**Trecho selecionado**
────────────────

Jack se manifestou antes de o pedido de urgência ir à votação e classificou a proposta como um retrocesso. Para ela, a Câmara quer que o país retorne ao início do século passado, quando mulheres violentadas eram obrigadas a gerar filhos de estupradores.
"Se esse projeto seguir, serão ignorados mais de 56 mil casos de estupro de vulnerável no Brasil, e a maioria das vítimas tem menos de 14 anos", afirma a parlamentar, usando dados de 2022 do Anuário Brasileiro de Segurança Pública divulgado no ano passado.
Colega de partido dela, Helder Salomão (PT) também é contra a proposta.
"O projeto de lei que tramita na Câmara muda a legislação atual e é absurdo, porque prevê que a mulher, adolescente ou criança estuprada terão pena maior do que o estuprador, caso interrompam a gravidez. Enquanto a pena do estuprador é de no máximo 10 anos, a pena da mulher (criança ou adolescente) pode ser o dobro. Esta proposta é absurda, pois criminaliza a mulher (criança ou adolescente) vítima de estupro e premia o estuprador", avalia.
Paulo Foletto (PSB), que retornou da licença médica esta semana, e Victor Linhalis (Podemos) não deram retorno à reportagem sobre o assunto.
Mesmo se for aprovada na Câmara, a proposta vai precisar passar pelo crivo dos senadores. Fabiano Contarato (PT) já se manifestou contrário à iniciativa. "No PL 1904/24, a mulher é o alvo prioritário da investida violenta de populistas e demagogos. A interrupção da gravidez indesejada é uma medida humanitária, de amparo à vítima de grave violência."
Além da evidente inconstitucionalidade pela violação à dignidade humana, reforçou Contarato, o projeto de lei cria uma tenebrosa distorção e pune a vítima em vez de punir o estuprador. "Trata-se de um verdadeiro retrocesso, cruel e desumano. Não podemos normalizar essa violência institucional contra os direitos das mulheres."
De outra parte, Magno Malta (PL) pontuou que é pró-vida, lembrando que há décadas participa de movimentos contra o aborto e o movimento que usa, segundo ele, o procedimento como método contraceptivo. "O projeto de lei em debate na Câmara Federal, que visa criminalizar o aborto, vai ao encontro da pressão contrária que estamos enfrentando hoje no Brasil. Sou a favor desse projeto, pois acredito que ele ajudará a salvar muitas vidas."

────────────────

**Conteúdo dos registros**
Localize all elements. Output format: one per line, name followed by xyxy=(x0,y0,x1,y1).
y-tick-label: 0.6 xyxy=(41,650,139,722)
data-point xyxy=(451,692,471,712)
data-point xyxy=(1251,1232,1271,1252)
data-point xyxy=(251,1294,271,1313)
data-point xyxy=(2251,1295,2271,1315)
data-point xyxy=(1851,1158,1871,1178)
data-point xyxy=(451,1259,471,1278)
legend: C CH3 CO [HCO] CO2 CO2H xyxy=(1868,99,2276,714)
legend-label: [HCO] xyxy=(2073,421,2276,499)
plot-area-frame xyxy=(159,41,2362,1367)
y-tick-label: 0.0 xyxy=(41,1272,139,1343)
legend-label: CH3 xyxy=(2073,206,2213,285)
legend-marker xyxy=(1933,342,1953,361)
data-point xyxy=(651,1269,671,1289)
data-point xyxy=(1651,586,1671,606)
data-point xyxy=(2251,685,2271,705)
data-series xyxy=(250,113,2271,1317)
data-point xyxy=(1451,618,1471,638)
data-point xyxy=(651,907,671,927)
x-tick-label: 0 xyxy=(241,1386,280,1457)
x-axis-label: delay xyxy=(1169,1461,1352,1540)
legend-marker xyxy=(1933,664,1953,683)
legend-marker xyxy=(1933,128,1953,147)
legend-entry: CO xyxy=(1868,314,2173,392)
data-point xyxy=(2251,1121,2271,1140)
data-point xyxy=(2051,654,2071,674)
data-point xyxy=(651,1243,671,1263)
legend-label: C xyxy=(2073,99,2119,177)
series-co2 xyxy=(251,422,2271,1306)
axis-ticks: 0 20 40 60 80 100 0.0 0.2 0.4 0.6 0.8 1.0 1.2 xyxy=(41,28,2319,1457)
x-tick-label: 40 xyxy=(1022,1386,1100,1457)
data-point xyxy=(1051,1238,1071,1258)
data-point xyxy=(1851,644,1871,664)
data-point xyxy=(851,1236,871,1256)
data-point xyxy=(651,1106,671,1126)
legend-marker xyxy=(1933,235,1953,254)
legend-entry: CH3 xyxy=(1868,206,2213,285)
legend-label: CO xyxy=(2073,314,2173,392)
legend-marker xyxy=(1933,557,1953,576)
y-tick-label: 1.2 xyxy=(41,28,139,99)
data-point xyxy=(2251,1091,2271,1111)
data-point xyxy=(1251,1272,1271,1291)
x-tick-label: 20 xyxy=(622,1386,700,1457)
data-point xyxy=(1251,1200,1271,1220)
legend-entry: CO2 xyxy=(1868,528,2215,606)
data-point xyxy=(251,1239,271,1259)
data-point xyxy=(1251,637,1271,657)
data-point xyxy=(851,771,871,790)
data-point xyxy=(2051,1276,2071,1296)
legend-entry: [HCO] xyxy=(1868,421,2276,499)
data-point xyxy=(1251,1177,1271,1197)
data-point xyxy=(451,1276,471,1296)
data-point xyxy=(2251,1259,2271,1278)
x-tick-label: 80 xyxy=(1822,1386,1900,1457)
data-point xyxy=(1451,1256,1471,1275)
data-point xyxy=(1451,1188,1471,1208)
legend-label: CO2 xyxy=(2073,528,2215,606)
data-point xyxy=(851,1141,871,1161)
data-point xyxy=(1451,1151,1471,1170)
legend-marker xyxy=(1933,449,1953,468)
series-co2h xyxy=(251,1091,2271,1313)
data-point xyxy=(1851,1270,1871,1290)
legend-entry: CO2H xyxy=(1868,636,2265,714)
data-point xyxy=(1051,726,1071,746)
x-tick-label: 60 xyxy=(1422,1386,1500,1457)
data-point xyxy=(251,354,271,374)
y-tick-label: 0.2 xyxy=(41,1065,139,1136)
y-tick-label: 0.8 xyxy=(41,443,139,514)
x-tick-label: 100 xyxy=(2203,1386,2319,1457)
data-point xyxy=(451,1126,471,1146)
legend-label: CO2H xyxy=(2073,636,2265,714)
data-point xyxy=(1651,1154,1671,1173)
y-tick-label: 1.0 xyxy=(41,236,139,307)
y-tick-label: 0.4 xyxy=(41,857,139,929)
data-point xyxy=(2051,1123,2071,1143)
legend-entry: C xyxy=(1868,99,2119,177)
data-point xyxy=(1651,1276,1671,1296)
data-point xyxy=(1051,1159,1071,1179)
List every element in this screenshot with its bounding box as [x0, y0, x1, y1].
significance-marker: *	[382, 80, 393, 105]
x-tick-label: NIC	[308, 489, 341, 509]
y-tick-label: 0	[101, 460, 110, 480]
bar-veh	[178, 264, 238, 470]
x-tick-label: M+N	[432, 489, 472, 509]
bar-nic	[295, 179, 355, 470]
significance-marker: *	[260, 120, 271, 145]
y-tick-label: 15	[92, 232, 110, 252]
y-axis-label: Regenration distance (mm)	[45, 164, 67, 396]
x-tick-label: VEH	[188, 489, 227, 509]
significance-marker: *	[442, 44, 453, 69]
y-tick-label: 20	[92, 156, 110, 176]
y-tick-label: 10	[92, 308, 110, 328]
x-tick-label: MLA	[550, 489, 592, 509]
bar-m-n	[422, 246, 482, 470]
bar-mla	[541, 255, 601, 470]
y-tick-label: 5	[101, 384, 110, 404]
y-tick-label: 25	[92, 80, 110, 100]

────────────────

**Enunciado 1**
No trecho sobre o PL 1904/24, qual é a pena máxima do estuprador citada por Helder Salomão?
**Enunciado 2**
Dê continuidade ao trecho sobre o PL 1904/24, começando logo após a última frase apresentada.

**Resposta esperada 1**
A pena do estuprador é de no máximo 10 anos.

**Resposta esperada 2**
O senador Marcos do Val (Podemos) não deu retorno até a publicação da reportagem.
A professora doutora Andrea dos Santos Nascimento, do Departamento de Psicologia da Ufes, demonstrou preocupação com a possibilidade de o projeto avançar e os impactos da medida na vida de meninas e mulheres vítimas de estupro.
"Para começarmos, o estupro é um crime hediondo. Não podemos de forma alguma deixar de frisar isso. É uma forma de demonstrar poder. As vítimas podem desenvolver uma série de transtornos psicológicos, como ansiedade, depressão, ideação suicida, sensação de impotência, baixa autoestima, e, fisicamente, podem desenvolver também obesidade ou magreza extrema, dermatites diversas", pontua.
E, quando a violência resulta em gravidez, a professora sustenta que não deveria haver limitação de prazo para a realização do aborto. Na sua opinião, o projeto é uma inversão de vítima em culpada.
"Vinte e duas semanas? Muitas crianças nem sabem que ocorreu um estupro pelo próprio pai, padrasto, tio, avô, primo, vizinho... E a vergonha de dizer o que ocorreu? E quando desacreditadas? E quando são acusadas de terem 'seduzido' e provocado o 'crime' por outras mulheres? Não cabe falar em homicídio ou crime doloso em circunstâncias como essa", argumenta.
Esse contexto também se passa com mulheres mais velhas, observa Andrea. Por isso, na opinião dela, deveria haver políticas de aborto legal em todos os Estados do país.
Para a professora, na realidade brasileira, mulheres em condições de vulnerabilidade social e econômica serão as mais penalizadas em caso de aprovação do projeto. E, além disso, a iniciativa em nada vai reduzir a realização de abortos.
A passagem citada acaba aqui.